_Short task_
Where does the string "meeting" appear? Copy every line of the entries below that holds it.

[Collected data]
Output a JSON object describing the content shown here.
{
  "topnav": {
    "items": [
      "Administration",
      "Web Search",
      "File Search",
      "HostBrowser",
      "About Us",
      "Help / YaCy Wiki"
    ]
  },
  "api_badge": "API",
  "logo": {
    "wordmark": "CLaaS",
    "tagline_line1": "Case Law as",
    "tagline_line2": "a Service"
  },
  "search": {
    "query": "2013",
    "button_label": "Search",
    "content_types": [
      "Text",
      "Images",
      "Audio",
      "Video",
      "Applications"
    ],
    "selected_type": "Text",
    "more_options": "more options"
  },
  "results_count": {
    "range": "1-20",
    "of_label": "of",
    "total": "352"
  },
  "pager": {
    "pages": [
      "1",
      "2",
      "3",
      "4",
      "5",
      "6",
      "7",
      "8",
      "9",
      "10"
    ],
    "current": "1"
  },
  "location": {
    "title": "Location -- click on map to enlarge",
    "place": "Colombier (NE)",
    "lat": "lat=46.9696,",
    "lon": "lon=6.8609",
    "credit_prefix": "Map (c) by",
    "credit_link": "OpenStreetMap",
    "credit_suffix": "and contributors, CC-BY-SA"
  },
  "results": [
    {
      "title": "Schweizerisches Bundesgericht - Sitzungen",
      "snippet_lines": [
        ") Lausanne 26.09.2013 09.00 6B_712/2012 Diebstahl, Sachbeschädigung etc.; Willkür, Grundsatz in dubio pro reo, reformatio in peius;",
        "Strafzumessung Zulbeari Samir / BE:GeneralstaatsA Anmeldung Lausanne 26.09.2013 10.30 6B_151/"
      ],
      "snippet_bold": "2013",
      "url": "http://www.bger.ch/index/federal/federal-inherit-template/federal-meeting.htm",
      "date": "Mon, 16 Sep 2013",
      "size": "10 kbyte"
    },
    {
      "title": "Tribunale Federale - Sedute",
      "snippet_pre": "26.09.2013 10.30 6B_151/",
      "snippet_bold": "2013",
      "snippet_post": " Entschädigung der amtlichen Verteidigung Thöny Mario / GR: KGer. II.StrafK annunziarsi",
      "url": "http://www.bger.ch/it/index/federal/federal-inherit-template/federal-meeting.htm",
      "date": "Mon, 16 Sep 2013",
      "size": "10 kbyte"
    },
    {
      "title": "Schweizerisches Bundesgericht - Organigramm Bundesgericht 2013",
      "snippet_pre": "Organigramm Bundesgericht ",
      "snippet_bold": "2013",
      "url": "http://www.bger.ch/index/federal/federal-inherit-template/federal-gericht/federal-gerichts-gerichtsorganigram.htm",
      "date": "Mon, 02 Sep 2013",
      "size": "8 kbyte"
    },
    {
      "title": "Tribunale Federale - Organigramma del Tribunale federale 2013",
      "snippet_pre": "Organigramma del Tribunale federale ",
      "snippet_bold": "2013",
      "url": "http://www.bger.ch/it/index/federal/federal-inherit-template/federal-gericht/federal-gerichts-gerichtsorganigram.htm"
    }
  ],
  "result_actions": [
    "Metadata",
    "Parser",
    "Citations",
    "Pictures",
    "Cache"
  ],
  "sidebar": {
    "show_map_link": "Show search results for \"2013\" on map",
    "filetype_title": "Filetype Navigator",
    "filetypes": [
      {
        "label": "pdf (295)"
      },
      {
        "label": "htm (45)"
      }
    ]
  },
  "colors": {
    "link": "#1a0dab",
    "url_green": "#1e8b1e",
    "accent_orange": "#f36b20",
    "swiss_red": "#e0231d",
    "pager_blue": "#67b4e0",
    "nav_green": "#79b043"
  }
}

_Solution to this exercise_
      "url": "http://www.bger.ch/index/federal/federal-inherit-template/federal-meeting.htm",
      "url": "http://www.bger.ch/it/index/federal/federal-inherit-template/federal-meeting.htm",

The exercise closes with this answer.